↓↓↓

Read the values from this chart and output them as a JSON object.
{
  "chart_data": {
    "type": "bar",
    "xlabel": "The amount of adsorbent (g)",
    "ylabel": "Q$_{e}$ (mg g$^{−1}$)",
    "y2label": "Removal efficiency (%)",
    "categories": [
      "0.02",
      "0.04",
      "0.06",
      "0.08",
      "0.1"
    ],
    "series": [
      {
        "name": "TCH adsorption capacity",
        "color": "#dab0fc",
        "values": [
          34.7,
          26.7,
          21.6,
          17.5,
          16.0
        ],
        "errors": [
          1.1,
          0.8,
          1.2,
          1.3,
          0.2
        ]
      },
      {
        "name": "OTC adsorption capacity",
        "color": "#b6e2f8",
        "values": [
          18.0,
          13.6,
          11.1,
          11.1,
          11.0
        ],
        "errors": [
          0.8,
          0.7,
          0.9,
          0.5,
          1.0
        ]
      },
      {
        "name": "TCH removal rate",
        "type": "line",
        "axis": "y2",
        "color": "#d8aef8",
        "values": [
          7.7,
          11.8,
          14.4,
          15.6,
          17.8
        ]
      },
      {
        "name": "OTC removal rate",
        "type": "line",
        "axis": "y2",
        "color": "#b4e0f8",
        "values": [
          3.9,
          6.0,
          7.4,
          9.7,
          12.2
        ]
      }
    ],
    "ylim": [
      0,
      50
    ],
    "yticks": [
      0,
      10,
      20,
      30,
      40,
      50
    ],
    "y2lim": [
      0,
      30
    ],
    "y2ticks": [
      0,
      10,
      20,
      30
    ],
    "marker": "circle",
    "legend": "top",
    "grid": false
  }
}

↑↑↑

• **Objective**
From the records above, extract every line exactly as it stands.

• **Problem solution**
Read the values from this chart and output them as a JSON object.
{
  "chart_data": {
    "type": "bar",
    "xlabel": "The amount of adsorbent (g)",
    "ylabel": "Q$_{e}$ (mg g$^{−1}$)",
    "y2label": "Removal efficiency (%)",
    "categories": [
      "0.02",
      "0.04",
      "0.06",
      "0.08",
      "0.1"
    ],
    "series": [
      {
        "name": "TCH adsorption capacity",
        "color": "#dab0fc",
        "values": [
          34.7,
          26.7,
          21.6,
          17.5,
          16.0
        ],
        "errors": [
          1.1,
          0.8,
          1.2,
          1.3,
          0.2
        ]
      },
      {
        "name": "OTC adsorption capacity",
        "color": "#b6e2f8",
        "values": [
          18.0,
          13.6,
          11.1,
          11.1,
          11.0
        ],
        "errors": [
          0.8,
          0.7,
          0.9,
          0.5,
          1.0
        ]
      },
      {
        "name": "TCH removal rate",
        "type": "line",
        "axis": "y2",
        "color": "#d8aef8",
        "values": [
          7.7,
          11.8,
          14.4,
          15.6,
          17.8
        ]
      },
      {
        "name": "OTC removal rate",
        "type": "line",
        "axis": "y2",
        "color": "#b4e0f8",
        "values": [
          3.9,
          6.0,
          7.4,
          9.7,
          12.2
        ]
      }
    ],
    "ylim": [
      0,
      50
    ],
    "yticks": [
      0,
      10,
      20,
      30,
      40,
      50
    ],
    "y2lim": [
      0,
      30
    ],
    "y2ticks": [
      0,
      10,
      20,
      30
    ],
    "marker": "circle",
    "legend": "top",
    "grid": false
  }
}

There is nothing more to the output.